Request — Write out every single entry exactly.

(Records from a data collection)
· · · ·

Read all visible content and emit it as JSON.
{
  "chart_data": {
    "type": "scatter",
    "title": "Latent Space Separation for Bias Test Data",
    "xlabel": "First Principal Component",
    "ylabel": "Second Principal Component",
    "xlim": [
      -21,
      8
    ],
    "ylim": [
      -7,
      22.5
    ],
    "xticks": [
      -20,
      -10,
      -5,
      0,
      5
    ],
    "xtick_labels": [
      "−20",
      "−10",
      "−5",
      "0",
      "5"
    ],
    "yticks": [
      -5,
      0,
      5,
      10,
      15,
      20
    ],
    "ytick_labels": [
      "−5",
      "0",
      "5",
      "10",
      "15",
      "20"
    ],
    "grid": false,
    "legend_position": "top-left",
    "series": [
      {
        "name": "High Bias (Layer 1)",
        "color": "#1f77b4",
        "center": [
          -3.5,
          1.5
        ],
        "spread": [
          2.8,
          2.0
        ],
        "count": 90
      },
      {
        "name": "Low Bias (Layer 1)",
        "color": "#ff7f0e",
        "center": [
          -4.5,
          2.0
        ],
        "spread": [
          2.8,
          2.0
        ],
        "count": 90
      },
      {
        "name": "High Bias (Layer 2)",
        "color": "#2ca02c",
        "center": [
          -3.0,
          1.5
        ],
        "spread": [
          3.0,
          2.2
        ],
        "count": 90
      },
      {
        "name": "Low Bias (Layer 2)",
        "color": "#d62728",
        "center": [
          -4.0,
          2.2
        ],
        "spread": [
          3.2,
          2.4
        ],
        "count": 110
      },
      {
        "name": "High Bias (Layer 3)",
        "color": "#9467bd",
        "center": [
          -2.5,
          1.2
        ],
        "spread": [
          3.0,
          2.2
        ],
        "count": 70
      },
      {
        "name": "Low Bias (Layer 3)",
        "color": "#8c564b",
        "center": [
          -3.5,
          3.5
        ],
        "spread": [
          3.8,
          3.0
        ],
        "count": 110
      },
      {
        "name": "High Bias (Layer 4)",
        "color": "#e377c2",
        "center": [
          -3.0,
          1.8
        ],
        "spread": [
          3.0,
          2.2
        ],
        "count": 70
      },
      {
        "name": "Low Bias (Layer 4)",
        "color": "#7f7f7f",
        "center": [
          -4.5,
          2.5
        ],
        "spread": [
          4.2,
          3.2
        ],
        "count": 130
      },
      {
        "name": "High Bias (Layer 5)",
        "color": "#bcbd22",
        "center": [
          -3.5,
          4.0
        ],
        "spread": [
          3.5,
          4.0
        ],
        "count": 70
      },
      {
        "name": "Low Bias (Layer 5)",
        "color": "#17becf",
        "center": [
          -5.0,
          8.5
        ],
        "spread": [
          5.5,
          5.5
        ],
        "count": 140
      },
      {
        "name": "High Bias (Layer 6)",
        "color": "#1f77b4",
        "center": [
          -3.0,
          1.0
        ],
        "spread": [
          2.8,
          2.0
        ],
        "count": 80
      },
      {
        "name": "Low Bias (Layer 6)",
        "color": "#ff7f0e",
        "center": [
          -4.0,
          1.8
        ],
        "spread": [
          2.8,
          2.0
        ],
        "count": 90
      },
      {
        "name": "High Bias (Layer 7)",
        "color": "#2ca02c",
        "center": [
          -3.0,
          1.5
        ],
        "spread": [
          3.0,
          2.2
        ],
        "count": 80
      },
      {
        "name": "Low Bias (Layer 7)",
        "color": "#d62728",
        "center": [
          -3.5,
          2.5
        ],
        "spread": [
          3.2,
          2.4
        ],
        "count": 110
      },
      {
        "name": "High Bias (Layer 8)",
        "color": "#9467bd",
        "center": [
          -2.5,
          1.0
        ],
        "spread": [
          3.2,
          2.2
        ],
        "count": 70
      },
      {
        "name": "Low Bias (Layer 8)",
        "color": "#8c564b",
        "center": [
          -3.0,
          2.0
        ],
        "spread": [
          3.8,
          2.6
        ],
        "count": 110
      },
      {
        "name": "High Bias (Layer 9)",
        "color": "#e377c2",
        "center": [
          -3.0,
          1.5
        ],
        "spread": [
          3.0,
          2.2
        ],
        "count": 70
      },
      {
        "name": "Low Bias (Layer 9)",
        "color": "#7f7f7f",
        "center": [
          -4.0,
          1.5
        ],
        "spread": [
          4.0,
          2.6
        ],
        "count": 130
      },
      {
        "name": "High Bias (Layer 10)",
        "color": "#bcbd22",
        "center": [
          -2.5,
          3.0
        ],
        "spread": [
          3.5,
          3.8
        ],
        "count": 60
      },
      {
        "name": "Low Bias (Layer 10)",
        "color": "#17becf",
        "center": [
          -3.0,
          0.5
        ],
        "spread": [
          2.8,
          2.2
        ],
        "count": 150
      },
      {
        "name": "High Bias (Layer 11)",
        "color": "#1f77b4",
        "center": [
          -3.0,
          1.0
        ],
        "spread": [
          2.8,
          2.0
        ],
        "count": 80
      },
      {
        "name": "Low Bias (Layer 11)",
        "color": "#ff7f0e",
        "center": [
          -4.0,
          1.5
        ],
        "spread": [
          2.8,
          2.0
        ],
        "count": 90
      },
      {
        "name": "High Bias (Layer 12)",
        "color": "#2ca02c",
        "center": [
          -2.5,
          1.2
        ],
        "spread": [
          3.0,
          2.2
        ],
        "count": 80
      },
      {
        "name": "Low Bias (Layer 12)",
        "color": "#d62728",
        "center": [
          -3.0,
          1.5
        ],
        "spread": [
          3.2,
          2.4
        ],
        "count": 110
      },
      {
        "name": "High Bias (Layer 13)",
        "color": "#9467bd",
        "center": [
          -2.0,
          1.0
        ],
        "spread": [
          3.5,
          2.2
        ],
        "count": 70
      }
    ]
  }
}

· · · ·

Full answer —
Read all visible content and emit it as JSON.
{
  "chart_data": {
    "type": "scatter",
    "title": "Latent Space Separation for Bias Test Data",
    "xlabel": "First Principal Component",
    "ylabel": "Second Principal Component",
    "xlim": [
      -21,
      8
    ],
    "ylim": [
      -7,
      22.5
    ],
    "xticks": [
      -20,
      -10,
      -5,
      0,
      5
    ],
    "xtick_labels": [
      "−20",
      "−10",
      "−5",
      "0",
      "5"
    ],
    "yticks": [
      -5,
      0,
      5,
      10,
      15,
      20
    ],
    "ytick_labels": [
      "−5",
      "0",
      "5",
      "10",
      "15",
      "20"
    ],
    "grid": false,
    "legend_position": "top-left",
    "series": [
      {
        "name": "High Bias (Layer 1)",
        "color": "#1f77b4",
        "center": [
          -3.5,
          1.5
        ],
        "spread": [
          2.8,
          2.0
        ],
        "count": 90
      },
      {
        "name": "Low Bias (Layer 1)",
        "color": "#ff7f0e",
        "center": [
          -4.5,
          2.0
        ],
        "spread": [
          2.8,
          2.0
        ],
        "count": 90
      },
      {
        "name": "High Bias (Layer 2)",
        "color": "#2ca02c",
        "center": [
          -3.0,
          1.5
        ],
        "spread": [
          3.0,
          2.2
        ],
        "count": 90
      },
      {
        "name": "Low Bias (Layer 2)",
        "color": "#d62728",
        "center": [
          -4.0,
          2.2
        ],
        "spread": [
          3.2,
          2.4
        ],
        "count": 110
      },
      {
        "name": "High Bias (Layer 3)",
        "color": "#9467bd",
        "center": [
          -2.5,
          1.2
        ],
        "spread": [
          3.0,
          2.2
        ],
        "count": 70
      },
      {
        "name": "Low Bias (Layer 3)",
        "color": "#8c564b",
        "center": [
          -3.5,
          3.5
        ],
        "spread": [
          3.8,
          3.0
        ],
        "count": 110
      },
      {
        "name": "High Bias (Layer 4)",
        "color": "#e377c2",
        "center": [
          -3.0,
          1.8
        ],
        "spread": [
          3.0,
          2.2
        ],
        "count": 70
      },
      {
        "name": "Low Bias (Layer 4)",
        "color": "#7f7f7f",
        "center": [
          -4.5,
          2.5
        ],
        "spread": [
          4.2,
          3.2
        ],
        "count": 130
      },
      {
        "name": "High Bias (Layer 5)",
        "color": "#bcbd22",
        "center": [
          -3.5,
          4.0
        ],
        "spread": [
          3.5,
          4.0
        ],
        "count": 70
      },
      {
        "name": "Low Bias (Layer 5)",
        "color": "#17becf",
        "center": [
          -5.0,
          8.5
        ],
        "spread": [
          5.5,
          5.5
        ],
        "count": 140
      },
      {
        "name": "High Bias (Layer 6)",
        "color": "#1f77b4",
        "center": [
          -3.0,
          1.0
        ],
        "spread": [
          2.8,
          2.0
        ],
        "count": 80
      },
      {
        "name": "Low Bias (Layer 6)",
        "color": "#ff7f0e",
        "center": [
          -4.0,
          1.8
        ],
        "spread": [
          2.8,
          2.0
        ],
        "count": 90
      },
      {
        "name": "High Bias (Layer 7)",
        "color": "#2ca02c",
        "center": [
          -3.0,
          1.5
        ],
        "spread": [
          3.0,
          2.2
        ],
        "count": 80
      },
      {
        "name": "Low Bias (Layer 7)",
        "color": "#d62728",
        "center": [
          -3.5,
          2.5
        ],
        "spread": [
          3.2,
          2.4
        ],
        "count": 110
      },
      {
        "name": "High Bias (Layer 8)",
        "color": "#9467bd",
        "center": [
          -2.5,
          1.0
        ],
        "spread": [
          3.2,
          2.2
        ],
        "count": 70
      },
      {
        "name": "Low Bias (Layer 8)",
        "color": "#8c564b",
        "center": [
          -3.0,
          2.0
        ],
        "spread": [
          3.8,
          2.6
        ],
        "count": 110
      },
      {
        "name": "High Bias (Layer 9)",
        "color": "#e377c2",
        "center": [
          -3.0,
          1.5
        ],
        "spread": [
          3.0,
          2.2
        ],
        "count": 70
      },
      {
        "name": "Low Bias (Layer 9)",
        "color": "#7f7f7f",
        "center": [
          -4.0,
          1.5
        ],
        "spread": [
          4.0,
          2.6
        ],
        "count": 130
      },
      {
        "name": "High Bias (Layer 10)",
        "color": "#bcbd22",
        "center": [
          -2.5,
          3.0
        ],
        "spread": [
          3.5,
          3.8
        ],
        "count": 60
      },
      {
        "name": "Low Bias (Layer 10)",
        "color": "#17becf",
        "center": [
          -3.0,
          0.5
        ],
        "spread": [
          2.8,
          2.2
        ],
        "count": 150
      },
      {
        "name": "High Bias (Layer 11)",
        "color": "#1f77b4",
        "center": [
          -3.0,
          1.0
        ],
        "spread": [
          2.8,
          2.0
        ],
        "count": 80
      },
      {
        "name": "Low Bias (Layer 11)",
        "color": "#ff7f0e",
        "center": [
          -4.0,
          1.5
        ],
        "spread": [
          2.8,
          2.0
        ],
        "count": 90
      },
      {
        "name": "High Bias (Layer 12)",
        "color": "#2ca02c",
        "center": [
          -2.5,
          1.2
        ],
        "spread": [
          3.0,
          2.2
        ],
        "count": 80
      },
      {
        "name": "Low Bias (Layer 12)",
        "color": "#d62728",
        "center": [
          -3.0,
          1.5
        ],
        "spread": [
          3.2,
          2.4
        ],
        "count": 110
      },
      {
        "name": "High Bias (Layer 13)",
        "color": "#9467bd",
        "center": [
          -2.0,
          1.0
        ],
        "spread": [
          3.5,
          2.2
        ],
        "count": 70
      }
    ]
  }
}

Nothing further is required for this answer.